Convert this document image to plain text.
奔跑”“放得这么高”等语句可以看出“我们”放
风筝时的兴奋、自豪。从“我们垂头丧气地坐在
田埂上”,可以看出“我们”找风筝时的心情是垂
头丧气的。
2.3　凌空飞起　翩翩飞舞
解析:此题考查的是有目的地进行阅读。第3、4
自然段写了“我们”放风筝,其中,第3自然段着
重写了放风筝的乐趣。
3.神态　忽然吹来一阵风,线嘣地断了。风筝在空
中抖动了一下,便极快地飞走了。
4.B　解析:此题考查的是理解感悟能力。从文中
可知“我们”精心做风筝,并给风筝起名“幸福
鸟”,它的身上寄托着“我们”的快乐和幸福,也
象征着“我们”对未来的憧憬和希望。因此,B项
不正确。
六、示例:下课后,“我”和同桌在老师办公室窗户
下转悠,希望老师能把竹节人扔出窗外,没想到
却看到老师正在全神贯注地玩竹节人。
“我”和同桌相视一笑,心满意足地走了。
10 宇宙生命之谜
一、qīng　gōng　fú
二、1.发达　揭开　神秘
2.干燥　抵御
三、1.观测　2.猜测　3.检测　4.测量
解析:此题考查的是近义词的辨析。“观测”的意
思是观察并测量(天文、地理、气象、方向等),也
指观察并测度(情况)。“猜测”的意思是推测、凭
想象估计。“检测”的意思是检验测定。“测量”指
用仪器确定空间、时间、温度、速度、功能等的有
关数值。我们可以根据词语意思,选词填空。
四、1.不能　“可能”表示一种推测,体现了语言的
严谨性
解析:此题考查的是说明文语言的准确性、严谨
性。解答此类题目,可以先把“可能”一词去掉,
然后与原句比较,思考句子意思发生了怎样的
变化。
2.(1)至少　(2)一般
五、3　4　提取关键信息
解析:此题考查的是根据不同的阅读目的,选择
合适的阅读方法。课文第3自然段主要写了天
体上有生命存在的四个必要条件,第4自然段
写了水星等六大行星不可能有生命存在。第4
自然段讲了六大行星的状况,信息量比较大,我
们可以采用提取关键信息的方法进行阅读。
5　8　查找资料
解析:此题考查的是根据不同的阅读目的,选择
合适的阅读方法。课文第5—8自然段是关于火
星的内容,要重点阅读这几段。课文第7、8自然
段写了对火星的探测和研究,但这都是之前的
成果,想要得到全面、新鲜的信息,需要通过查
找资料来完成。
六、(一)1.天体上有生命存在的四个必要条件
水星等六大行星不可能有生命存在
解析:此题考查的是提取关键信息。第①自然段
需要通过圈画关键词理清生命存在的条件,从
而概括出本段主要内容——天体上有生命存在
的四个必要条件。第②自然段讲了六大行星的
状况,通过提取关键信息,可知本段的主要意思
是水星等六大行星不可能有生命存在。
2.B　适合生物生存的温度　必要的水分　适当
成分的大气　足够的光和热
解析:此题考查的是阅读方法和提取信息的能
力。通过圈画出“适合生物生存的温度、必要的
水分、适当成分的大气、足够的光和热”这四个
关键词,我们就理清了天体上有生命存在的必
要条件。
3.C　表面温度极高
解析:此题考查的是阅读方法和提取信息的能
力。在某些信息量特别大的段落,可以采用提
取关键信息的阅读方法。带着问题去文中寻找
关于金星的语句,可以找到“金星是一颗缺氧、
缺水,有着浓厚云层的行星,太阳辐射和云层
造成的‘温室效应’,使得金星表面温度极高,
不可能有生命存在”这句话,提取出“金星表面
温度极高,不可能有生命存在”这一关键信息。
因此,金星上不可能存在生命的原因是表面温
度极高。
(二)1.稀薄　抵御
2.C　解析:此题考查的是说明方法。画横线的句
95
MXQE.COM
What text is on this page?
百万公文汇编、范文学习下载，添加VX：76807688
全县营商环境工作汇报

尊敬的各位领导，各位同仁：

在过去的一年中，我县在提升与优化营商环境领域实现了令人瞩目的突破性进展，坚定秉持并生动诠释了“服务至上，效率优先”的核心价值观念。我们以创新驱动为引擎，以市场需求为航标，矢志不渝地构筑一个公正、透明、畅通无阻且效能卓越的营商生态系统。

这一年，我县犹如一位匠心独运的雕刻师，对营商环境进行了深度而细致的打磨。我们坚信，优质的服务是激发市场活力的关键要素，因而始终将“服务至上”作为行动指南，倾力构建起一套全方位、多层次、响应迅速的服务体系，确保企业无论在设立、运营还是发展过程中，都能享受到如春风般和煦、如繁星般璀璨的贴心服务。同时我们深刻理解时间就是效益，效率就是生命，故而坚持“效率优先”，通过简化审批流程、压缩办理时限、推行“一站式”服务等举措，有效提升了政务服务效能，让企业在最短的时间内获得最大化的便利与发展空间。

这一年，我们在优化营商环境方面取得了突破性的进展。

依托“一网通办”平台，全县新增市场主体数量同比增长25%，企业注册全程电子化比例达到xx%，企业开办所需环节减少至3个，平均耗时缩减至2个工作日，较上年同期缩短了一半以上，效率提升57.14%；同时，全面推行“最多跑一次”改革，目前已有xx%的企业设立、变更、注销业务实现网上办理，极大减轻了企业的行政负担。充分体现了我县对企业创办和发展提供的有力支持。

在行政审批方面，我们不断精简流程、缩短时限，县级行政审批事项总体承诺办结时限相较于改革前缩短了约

----------------

*Exercise*. Return the entries in full, keeping every line exactly as it is.

*Written answer*.
Convert this document image to plain text.
奔跑”“放得这么高”等语句可以看出“我们”放
风筝时的兴奋、自豪。从“我们垂头丧气地坐在
田埂上”,可以看出“我们”找风筝时的心情是垂
头丧气的。
2.3　凌空飞起　翩翩飞舞
解析:此题考查的是有目的地进行阅读。第3、4
自然段写了“我们”放风筝,其中,第3自然段着
重写了放风筝的乐趣。
3.神态　忽然吹来一阵风,线嘣地断了。风筝在空
中抖动了一下,便极快地飞走了。
4.B　解析:此题考查的是理解感悟能力。从文中
可知“我们”精心做风筝,并给风筝起名“幸福
鸟”,它的身上寄托着“我们”的快乐和幸福,也
象征着“我们”对未来的憧憬和希望。因此,B项
不正确。
六、示例:下课后,“我”和同桌在老师办公室窗户
下转悠,希望老师能把竹节人扔出窗外,没想到
却看到老师正在全神贯注地玩竹节人。
“我”和同桌相视一笑,心满意足地走了。
10 宇宙生命之谜
一、qīng　gōng　fú
二、1.发达　揭开　神秘
2.干燥　抵御
三、1.观测　2.猜测　3.检测　4.测量
解析:此题考查的是近义词的辨析。“观测”的意
思是观察并测量(天文、地理、气象、方向等),也
指观察并测度(情况)。“猜测”的意思是推测、凭
想象估计。“检测”的意思是检验测定。“测量”指
用仪器确定空间、时间、温度、速度、功能等的有
关数值。我们可以根据词语意思,选词填空。
四、1.不能　“可能”表示一种推测,体现了语言的
严谨性
解析:此题考查的是说明文语言的准确性、严谨
性。解答此类题目,可以先把“可能”一词去掉,
然后与原句比较,思考句子意思发生了怎样的
变化。
2.(1)至少　(2)一般
五、3　4　提取关键信息
解析:此题考查的是根据不同的阅读目的,选择
合适的阅读方法。课文第3自然段主要写了天
体上有生命存在的四个必要条件,第4自然段
写了水星等六大行星不可能有生命存在。第4
自然段讲了六大行星的状况,信息量比较大,我
们可以采用提取关键信息的方法进行阅读。
5　8　查找资料
解析:此题考查的是根据不同的阅读目的,选择
合适的阅读方法。课文第5—8自然段是关于火
星的内容,要重点阅读这几段。课文第7、8自然
段写了对火星的探测和研究,但这都是之前的
成果,想要得到全面、新鲜的信息,需要通过查
找资料来完成。
六、(一)1.天体上有生命存在的四个必要条件
水星等六大行星不可能有生命存在
解析:此题考查的是提取关键信息。第①自然段
需要通过圈画关键词理清生命存在的条件,从
而概括出本段主要内容——天体上有生命存在
的四个必要条件。第②自然段讲了六大行星的
状况,通过提取关键信息,可知本段的主要意思
是水星等六大行星不可能有生命存在。
2.B　适合生物生存的温度　必要的水分　适当
成分的大气　足够的光和热
解析:此题考查的是阅读方法和提取信息的能
力。通过圈画出“适合生物生存的温度、必要的
水分、适当成分的大气、足够的光和热”这四个
关键词,我们就理清了天体上有生命存在的必
要条件。
3.C　表面温度极高
解析:此题考查的是阅读方法和提取信息的能
力。在某些信息量特别大的段落,可以采用提
取关键信息的阅读方法。带着问题去文中寻找
关于金星的语句,可以找到“金星是一颗缺氧、
缺水,有着浓厚云层的行星,太阳辐射和云层
造成的‘温室效应’,使得金星表面温度极高,
不可能有生命存在”这句话,提取出“金星表面
温度极高,不可能有生命存在”这一关键信息。
因此,金星上不可能存在生命的原因是表面温
度极高。
(二)1.稀薄　抵御
2.C　解析:此题考查的是说明方法。画横线的句
95
MXQE.COM
What text is on this page?
百万公文汇编、范文学习下载，添加VX：76807688
全县营商环境工作汇报

尊敬的各位领导，各位同仁：

在过去的一年中，我县在提升与优化营商环境领域实现了令人瞩目的突破性进展，坚定秉持并生动诠释了“服务至上，效率优先”的核心价值观念。我们以创新驱动为引擎，以市场需求为航标，矢志不渝地构筑一个公正、透明、畅通无阻且效能卓越的营商生态系统。

这一年，我县犹如一位匠心独运的雕刻师，对营商环境进行了深度而细致的打磨。我们坚信，优质的服务是激发市场活力的关键要素，因而始终将“服务至上”作为行动指南，倾力构建起一套全方位、多层次、响应迅速的服务体系，确保企业无论在设立、运营还是发展过程中，都能享受到如春风般和煦、如繁星般璀璨的贴心服务。同时我们深刻理解时间就是效益，效率就是生命，故而坚持“效率优先”，通过简化审批流程、压缩办理时限、推行“一站式”服务等举措，有效提升了政务服务效能，让企业在最短的时间内获得最大化的便利与发展空间。

这一年，我们在优化营商环境方面取得了突破性的进展。

依托“一网通办”平台，全县新增市场主体数量同比增长25%，企业注册全程电子化比例达到xx%，企业开办所需环节减少至3个，平均耗时缩减至2个工作日，较上年同期缩短了一半以上，效率提升57.14%；同时，全面推行“最多跑一次”改革，目前已有xx%的企业设立、变更、注销业务实现网上办理，极大减轻了企业的行政负担。充分体现了我县对企业创办和发展提供的有力支持。

在行政审批方面，我们不断精简流程、缩短时限，县级行政审批事项总体承诺办结时限相较于改革前缩短了约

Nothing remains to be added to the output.